Written problem:
Locate "Read out every word on this page." in the listing. Transcribe the line that contains it and every line that follows, through the last, omitting all pictures.

Information given:

--------------------------------

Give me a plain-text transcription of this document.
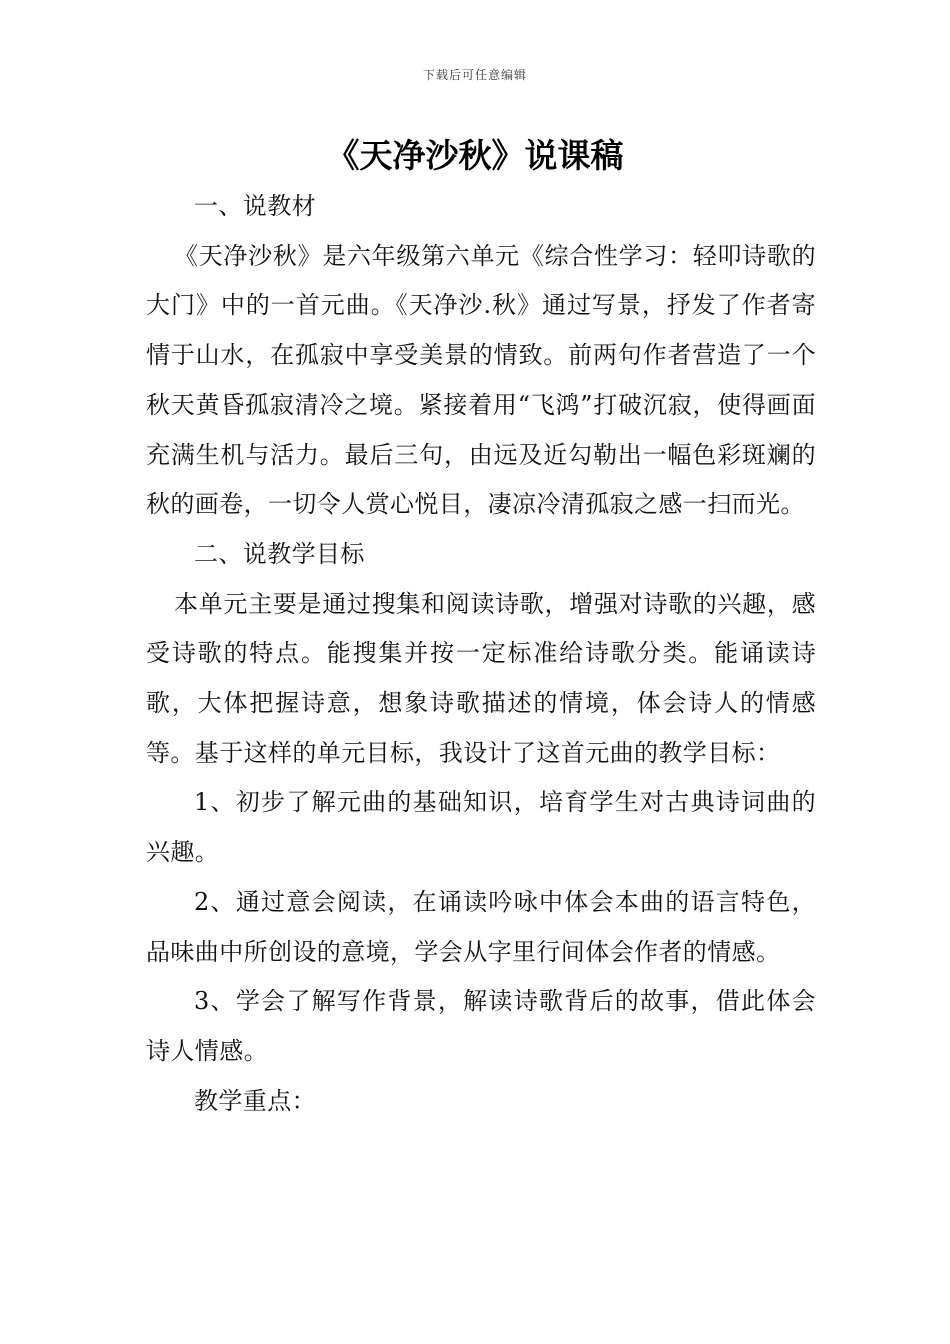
下载后可任意编辑
《天净沙秋》说课稿

一、说教材

《天净沙秋》是六年级第六单元《综合性学习：轻叩诗歌的大门》中的一首元曲。《天净沙.秋》通过写景，抒发了作者寄情于山水，在孤寂中享受美景的情致。前两句作者营造了一个秋天黄昏孤寂清冷之境。紧接着用“飞鸿”打破沉寂，使得画面充满生机与活力。最后三句，由远及近勾勒出一幅色彩斑斓的秋的画卷，一切令人赏心悦目，凄凉冷清孤寂之感一扫而光。

二、说教学目标

本单元主要是通过搜集和阅读诗歌，增强对诗歌的兴趣，感受诗歌的特点。能搜集并按一定标准给诗歌分类。能诵读诗歌，大体把握诗意，想象诗歌描述的情境，体会诗人的情感等。基于这样的单元目标，我设计了这首元曲的教学目标：

1、初步了解元曲的基础知识，培育学生对古典诗词曲的兴趣。

2、通过意会阅读，在诵读吟咏中体会本曲的语言特色，品味曲中所创设的意境，学会从字里行间体会作者的情感。

3、学会了解写作背景，解读诗歌背后的故事，借此体会诗人情感。

教学重点：
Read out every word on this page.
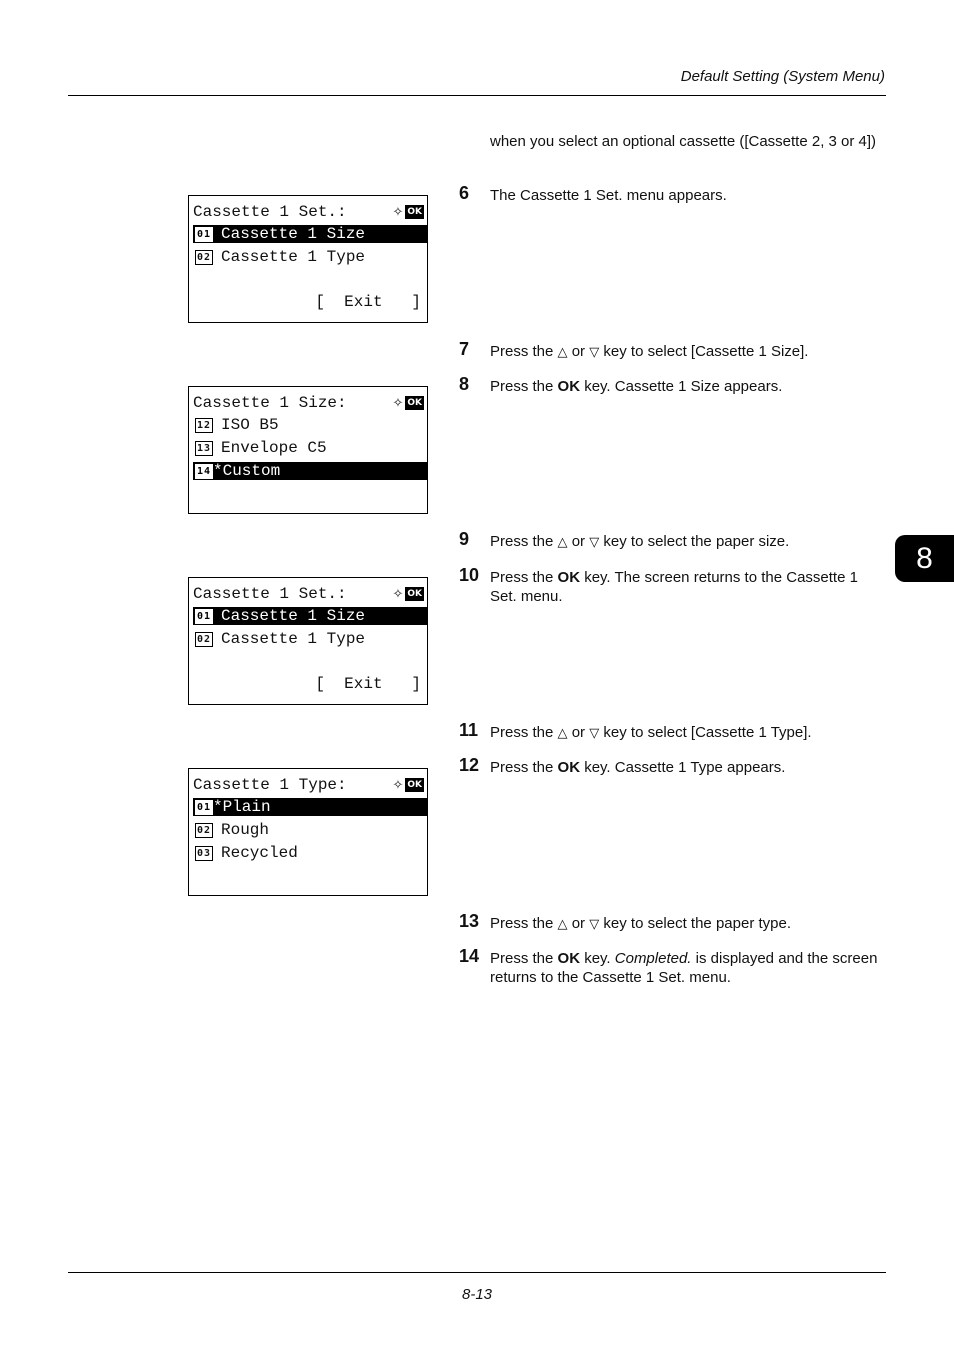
Default Setting (System Menu)
8
when you select an optional cassette ([Cassette 2, 3 or 4])
6 The Cassette 1 Set. menu appears.
7 Press the △ or ▽ key to select [Cassette 1 Size].
8 Press the OK key. Cassette 1 Size appears.
9 Press the △ or ▽ key to select the paper size.
10 Press the OK key. The screen returns to the Cassette 1 Set. menu.
11 Press the △ or ▽ key to select [Cassette 1 Type].
12 Press the OK key. Cassette 1 Type appears.
13 Press the △ or ▽ key to select the paper type.
14 Press the OK key. Completed. is displayed and the screen returns to the Cassette 1 Set. menu.
Cassette 1 Set.:	✧ OK
01 Cassette 1 Size
02 Cassette 1 Type
[  Exit   ]
Cassette 1 Size:	✧ OK
12 ISO B5
13 Envelope C5
14 *Custom
Cassette 1 Set.:	✧ OK
01 Cassette 1 Size
02 Cassette 1 Type
[  Exit   ]
Cassette 1 Type:	✧ OK
01 *Plain
02 Rough
03 Recycled
8-13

--------------------------------

Full output:
Read out every word on this page.
Default Setting (System Menu)
8
when you select an optional cassette ([Cassette 2, 3 or 4])
6 The Cassette 1 Set. menu appears.
7 Press the △ or ▽ key to select [Cassette 1 Size].
8 Press the OK key. Cassette 1 Size appears.
9 Press the △ or ▽ key to select the paper size.
10 Press the OK key. The screen returns to the Cassette 1 Set. menu.
11 Press the △ or ▽ key to select [Cassette 1 Type].
12 Press the OK key. Cassette 1 Type appears.
13 Press the △ or ▽ key to select the paper type.
14 Press the OK key. Completed. is displayed and the screen returns to the Cassette 1 Set. menu.
Cassette 1 Set.:	✧ OK
01 Cassette 1 Size
02 Cassette 1 Type
[  Exit   ]
Cassette 1 Size:	✧ OK
12 ISO B5
13 Envelope C5
14 *Custom
Cassette 1 Set.:	✧ OK
01 Cassette 1 Size
02 Cassette 1 Type
[  Exit   ]
Cassette 1 Type:	✧ OK
01 *Plain
02 Rough
03 Recycled
8-13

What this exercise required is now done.